EXERCISE INSTRUCTIONS: Copy out the data exactly, leaving the pictures behind.

PROVIDED MATERIAL:

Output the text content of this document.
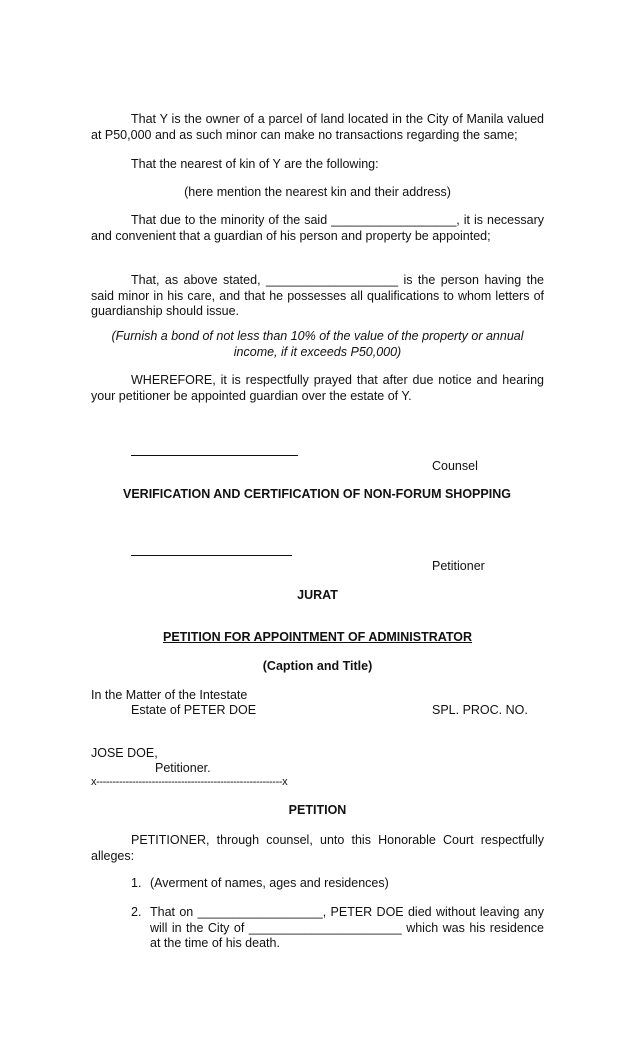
That Y is the owner of a parcel of land located in the City of Manila valued at P50,000 and as such minor can make no transactions regarding the same;
That the nearest of kin of Y are the following:
(here mention the nearest kin and their address)
That due to the minority of the said __________________, it is necessary and convenient that a guardian of his person and property be appointed;
That, as above stated, ___________________ is the person having the said minor in his care, and that he possesses all qualifications to whom letters of guardianship should issue.
(Furnish a bond of not less than 10% of the value of the property or annual
income, if it exceeds P50,000)
WHEREFORE, it is respectfully prayed that after due notice and hearing your petitioner be appointed guardian over the estate of Y.
Counsel
VERIFICATION AND CERTIFICATION OF NON-FORUM SHOPPING
Petitioner
JURAT
PETITION FOR APPOINTMENT OF ADMINISTRATOR
(Caption and Title)
In the Matter of the Intestate
Estate of PETER DOE	SPL. PROC. NO.
JOSE DOE,
Petitioner.
x---------------------------------------------------------x
PETITION
PETITIONER, through counsel, unto this Honorable Court respectfully alleges:
1. (Averment of names, ages and residences)
2. That on __________________, PETER DOE died without leaving any will in the City of ______________________ which was his residence at the time of his death.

REPLY:
Output the text content of this document.
That Y is the owner of a parcel of land located in the City of Manila valued at P50,000 and as such minor can make no transactions regarding the same;
That the nearest of kin of Y are the following:
(here mention the nearest kin and their address)
That due to the minority of the said __________________, it is necessary and convenient that a guardian of his person and property be appointed;
That, as above stated, ___________________ is the person having the said minor in his care, and that he possesses all qualifications to whom letters of guardianship should issue.
(Furnish a bond of not less than 10% of the value of the property or annual
income, if it exceeds P50,000)
WHEREFORE, it is respectfully prayed that after due notice and hearing your petitioner be appointed guardian over the estate of Y.
Counsel
VERIFICATION AND CERTIFICATION OF NON-FORUM SHOPPING
Petitioner
JURAT
PETITION FOR APPOINTMENT OF ADMINISTRATOR
(Caption and Title)
In the Matter of the Intestate
Estate of PETER DOE	SPL. PROC. NO.
JOSE DOE,
Petitioner.
x---------------------------------------------------------x
PETITION
PETITIONER, through counsel, unto this Honorable Court respectfully alleges:
1. (Averment of names, ages and residences)
2. That on __________________, PETER DOE died without leaving any will in the City of ______________________ which was his residence at the time of his death.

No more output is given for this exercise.